| What is required |
Keep the pictures out of the copy and print all the entries below exactly.
====
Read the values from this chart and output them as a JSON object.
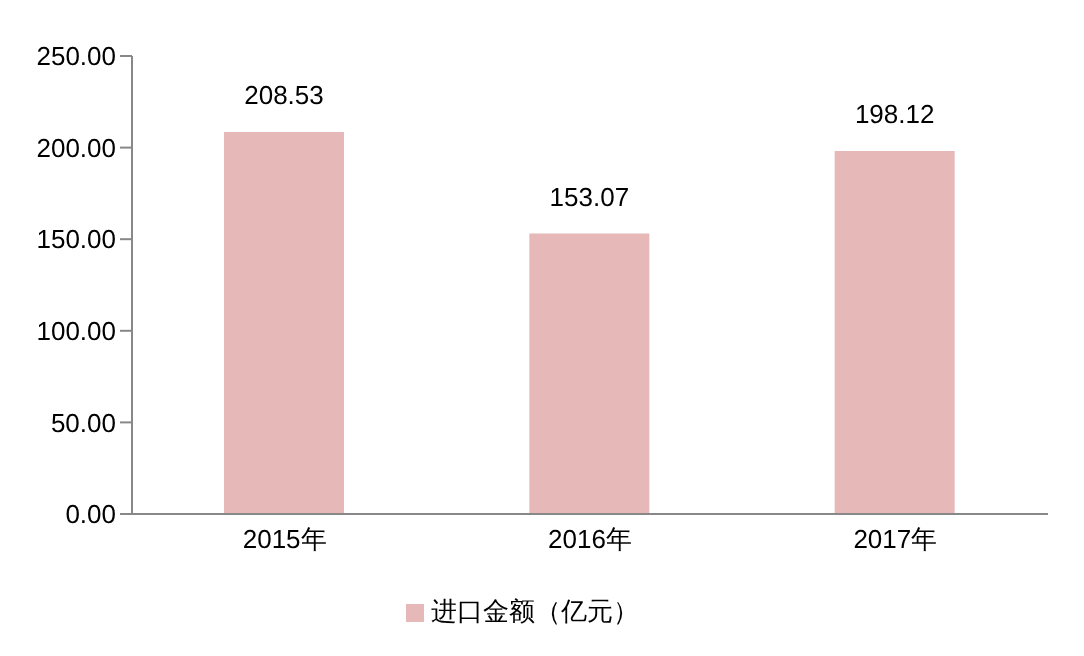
{
  "chart_data": {
    "type": "bar",
    "categories": [
      "2015年",
      "2016年",
      "2017年"
    ],
    "series": [
      {
        "name": "进口金额（亿元）",
        "color": "#e6b9b8",
        "values": [
          208.53,
          153.07,
          198.12
        ]
      }
    ],
    "ylim": [
      0,
      250
    ],
    "yticks": [
      {
        "value": 0,
        "label": "0.00"
      },
      {
        "value": 50,
        "label": "50.00"
      },
      {
        "value": 100,
        "label": "100.00"
      },
      {
        "value": 150,
        "label": "150.00"
      },
      {
        "value": 200,
        "label": "200.00"
      },
      {
        "value": 250,
        "label": "250.00"
      }
    ],
    "data_labels": true,
    "legend": "bottom",
    "grid": false
  }
}
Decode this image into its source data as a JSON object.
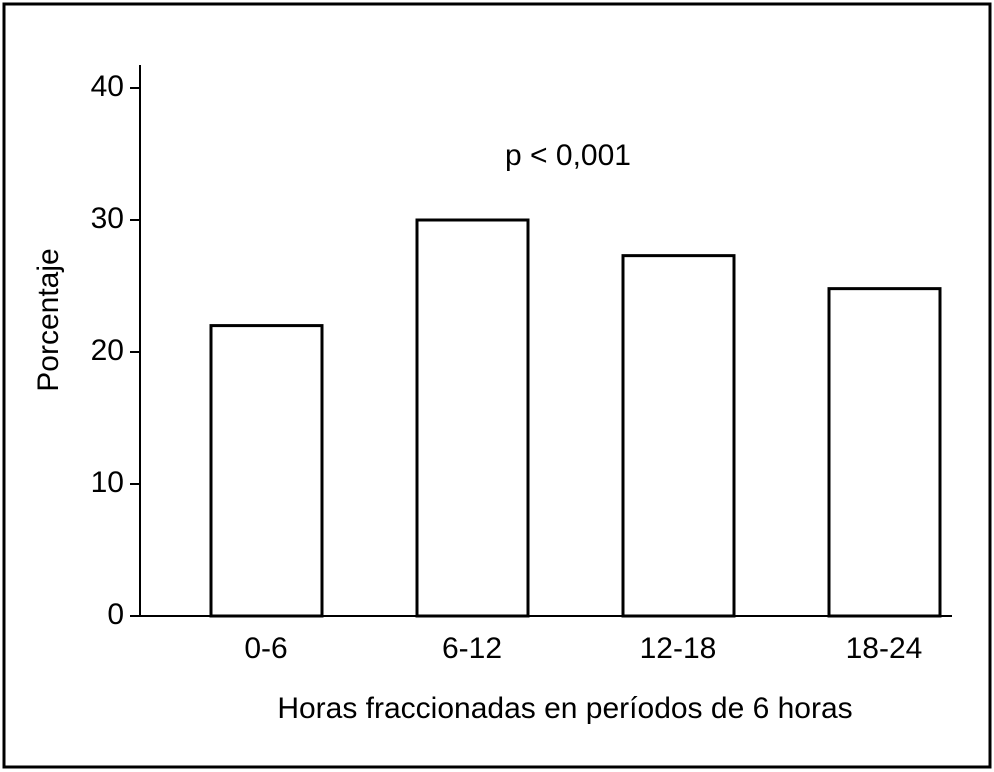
====
| Right answer |
Read the values from this chart and output them as a JSON object.
{
  "chart_data": {
    "type": "bar",
    "categories": [
      "2015年",
      "2016年",
      "2017年"
    ],
    "series": [
      {
        "name": "进口金额（亿元）",
        "color": "#e6b9b8",
        "values": [
          208.53,
          153.07,
          198.12
        ]
      }
    ],
    "ylim": [
      0,
      250
    ],
    "yticks": [
      {
        "value": 0,
        "label": "0.00"
      },
      {
        "value": 50,
        "label": "50.00"
      },
      {
        "value": 100,
        "label": "100.00"
      },
      {
        "value": 150,
        "label": "150.00"
      },
      {
        "value": 200,
        "label": "200.00"
      },
      {
        "value": 250,
        "label": "250.00"
      }
    ],
    "data_labels": true,
    "legend": "bottom",
    "grid": false
  }
}
Decode this image into its source data as a JSON object.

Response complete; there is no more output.